### What the exercise asks
Find each line with the word "title" in it, then give the total alone.
— Start Dataset extract —
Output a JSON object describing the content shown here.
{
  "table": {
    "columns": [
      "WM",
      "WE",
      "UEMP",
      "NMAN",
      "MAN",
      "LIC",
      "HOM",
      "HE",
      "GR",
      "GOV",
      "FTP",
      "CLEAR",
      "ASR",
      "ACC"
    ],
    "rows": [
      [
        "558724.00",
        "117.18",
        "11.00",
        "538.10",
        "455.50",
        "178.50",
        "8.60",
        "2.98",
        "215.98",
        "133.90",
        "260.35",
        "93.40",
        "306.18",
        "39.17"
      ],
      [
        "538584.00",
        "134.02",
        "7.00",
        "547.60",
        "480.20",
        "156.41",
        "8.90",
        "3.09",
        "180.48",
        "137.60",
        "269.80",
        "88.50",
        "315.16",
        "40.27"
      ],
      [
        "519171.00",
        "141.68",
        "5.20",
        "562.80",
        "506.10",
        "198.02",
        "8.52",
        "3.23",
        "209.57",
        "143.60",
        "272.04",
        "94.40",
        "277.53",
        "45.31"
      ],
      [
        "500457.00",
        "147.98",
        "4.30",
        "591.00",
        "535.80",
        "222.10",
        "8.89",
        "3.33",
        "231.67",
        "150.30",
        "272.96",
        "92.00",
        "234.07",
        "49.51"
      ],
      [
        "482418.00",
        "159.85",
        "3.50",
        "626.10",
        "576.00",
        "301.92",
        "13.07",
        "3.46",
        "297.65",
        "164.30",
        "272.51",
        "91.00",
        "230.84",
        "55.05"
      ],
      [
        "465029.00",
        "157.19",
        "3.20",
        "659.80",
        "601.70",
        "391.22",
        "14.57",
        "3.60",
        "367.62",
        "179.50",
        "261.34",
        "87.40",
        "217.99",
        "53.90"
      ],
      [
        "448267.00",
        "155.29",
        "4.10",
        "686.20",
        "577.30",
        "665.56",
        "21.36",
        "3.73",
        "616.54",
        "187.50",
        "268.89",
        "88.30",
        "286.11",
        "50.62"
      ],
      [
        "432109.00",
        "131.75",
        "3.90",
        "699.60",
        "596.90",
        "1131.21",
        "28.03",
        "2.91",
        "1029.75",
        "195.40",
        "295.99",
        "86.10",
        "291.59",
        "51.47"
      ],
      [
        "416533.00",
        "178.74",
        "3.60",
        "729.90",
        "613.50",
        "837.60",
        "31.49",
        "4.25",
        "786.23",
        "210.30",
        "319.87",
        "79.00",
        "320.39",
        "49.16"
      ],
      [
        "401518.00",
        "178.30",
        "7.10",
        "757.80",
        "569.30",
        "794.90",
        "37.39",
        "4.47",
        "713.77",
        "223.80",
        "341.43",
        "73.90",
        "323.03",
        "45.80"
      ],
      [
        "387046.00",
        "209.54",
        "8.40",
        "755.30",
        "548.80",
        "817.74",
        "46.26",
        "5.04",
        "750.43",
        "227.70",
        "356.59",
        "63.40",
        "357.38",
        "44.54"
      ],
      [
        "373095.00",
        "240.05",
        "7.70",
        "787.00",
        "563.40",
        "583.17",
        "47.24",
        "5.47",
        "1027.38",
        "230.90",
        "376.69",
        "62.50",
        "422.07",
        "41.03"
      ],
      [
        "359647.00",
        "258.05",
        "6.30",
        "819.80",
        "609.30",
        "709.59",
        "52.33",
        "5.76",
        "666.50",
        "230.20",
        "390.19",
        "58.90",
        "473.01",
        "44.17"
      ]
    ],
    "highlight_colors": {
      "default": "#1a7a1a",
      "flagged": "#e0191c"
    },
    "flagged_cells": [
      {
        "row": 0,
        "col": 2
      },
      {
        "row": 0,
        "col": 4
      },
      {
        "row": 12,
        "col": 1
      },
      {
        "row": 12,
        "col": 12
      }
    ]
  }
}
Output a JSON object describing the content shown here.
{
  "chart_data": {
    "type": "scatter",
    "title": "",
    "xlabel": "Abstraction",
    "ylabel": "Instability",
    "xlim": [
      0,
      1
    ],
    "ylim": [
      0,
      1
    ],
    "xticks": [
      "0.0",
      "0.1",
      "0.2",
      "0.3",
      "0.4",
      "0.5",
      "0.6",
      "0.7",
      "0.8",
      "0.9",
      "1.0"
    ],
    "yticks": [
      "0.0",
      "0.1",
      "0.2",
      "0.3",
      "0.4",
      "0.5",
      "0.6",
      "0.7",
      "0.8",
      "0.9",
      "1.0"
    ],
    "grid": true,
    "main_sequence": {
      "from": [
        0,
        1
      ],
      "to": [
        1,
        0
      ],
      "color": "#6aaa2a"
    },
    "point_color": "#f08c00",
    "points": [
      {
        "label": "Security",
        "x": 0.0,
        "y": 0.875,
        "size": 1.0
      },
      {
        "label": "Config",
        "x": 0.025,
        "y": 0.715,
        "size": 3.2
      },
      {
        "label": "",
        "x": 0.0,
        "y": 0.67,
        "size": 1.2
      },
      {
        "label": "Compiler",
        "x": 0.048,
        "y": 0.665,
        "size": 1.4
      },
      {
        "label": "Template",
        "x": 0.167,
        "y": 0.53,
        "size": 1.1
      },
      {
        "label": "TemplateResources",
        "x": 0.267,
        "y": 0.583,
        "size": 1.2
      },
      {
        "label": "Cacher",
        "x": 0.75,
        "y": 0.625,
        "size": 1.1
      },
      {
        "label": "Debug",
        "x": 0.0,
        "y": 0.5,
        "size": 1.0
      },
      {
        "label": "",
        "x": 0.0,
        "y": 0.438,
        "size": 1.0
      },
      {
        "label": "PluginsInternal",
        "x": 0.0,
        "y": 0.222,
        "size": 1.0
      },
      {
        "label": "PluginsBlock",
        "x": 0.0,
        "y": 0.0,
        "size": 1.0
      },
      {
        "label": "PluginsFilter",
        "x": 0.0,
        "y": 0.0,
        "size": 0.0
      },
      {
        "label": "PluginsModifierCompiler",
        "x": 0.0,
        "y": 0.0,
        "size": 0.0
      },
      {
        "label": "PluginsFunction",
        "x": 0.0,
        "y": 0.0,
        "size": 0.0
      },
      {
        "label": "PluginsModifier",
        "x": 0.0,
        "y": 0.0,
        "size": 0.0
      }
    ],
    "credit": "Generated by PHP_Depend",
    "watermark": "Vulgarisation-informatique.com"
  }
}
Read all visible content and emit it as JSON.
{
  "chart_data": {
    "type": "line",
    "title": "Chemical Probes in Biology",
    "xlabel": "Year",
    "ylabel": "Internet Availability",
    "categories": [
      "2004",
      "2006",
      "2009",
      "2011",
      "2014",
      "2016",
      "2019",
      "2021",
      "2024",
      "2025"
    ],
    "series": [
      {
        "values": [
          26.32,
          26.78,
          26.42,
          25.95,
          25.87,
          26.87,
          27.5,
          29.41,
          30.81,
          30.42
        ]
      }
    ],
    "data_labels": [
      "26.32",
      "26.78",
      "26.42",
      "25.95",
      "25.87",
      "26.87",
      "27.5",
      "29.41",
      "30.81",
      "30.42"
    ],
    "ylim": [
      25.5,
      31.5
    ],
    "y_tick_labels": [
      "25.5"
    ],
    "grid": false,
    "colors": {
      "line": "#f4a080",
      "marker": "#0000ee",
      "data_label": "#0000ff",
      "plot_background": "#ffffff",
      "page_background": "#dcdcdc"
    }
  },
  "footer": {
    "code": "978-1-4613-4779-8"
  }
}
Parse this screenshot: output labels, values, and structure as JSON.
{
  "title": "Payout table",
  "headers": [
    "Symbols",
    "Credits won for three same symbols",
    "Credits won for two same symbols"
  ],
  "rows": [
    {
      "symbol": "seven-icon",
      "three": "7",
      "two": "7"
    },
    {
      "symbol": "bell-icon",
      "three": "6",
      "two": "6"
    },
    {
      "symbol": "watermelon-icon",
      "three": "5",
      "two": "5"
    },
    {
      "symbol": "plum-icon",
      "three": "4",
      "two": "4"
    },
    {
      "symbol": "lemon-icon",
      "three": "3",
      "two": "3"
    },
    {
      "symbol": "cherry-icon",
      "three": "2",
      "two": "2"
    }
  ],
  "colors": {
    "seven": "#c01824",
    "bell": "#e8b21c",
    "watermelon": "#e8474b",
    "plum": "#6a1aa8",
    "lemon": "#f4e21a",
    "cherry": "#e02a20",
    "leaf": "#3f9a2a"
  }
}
— End Dataset extract —
### Full solution
3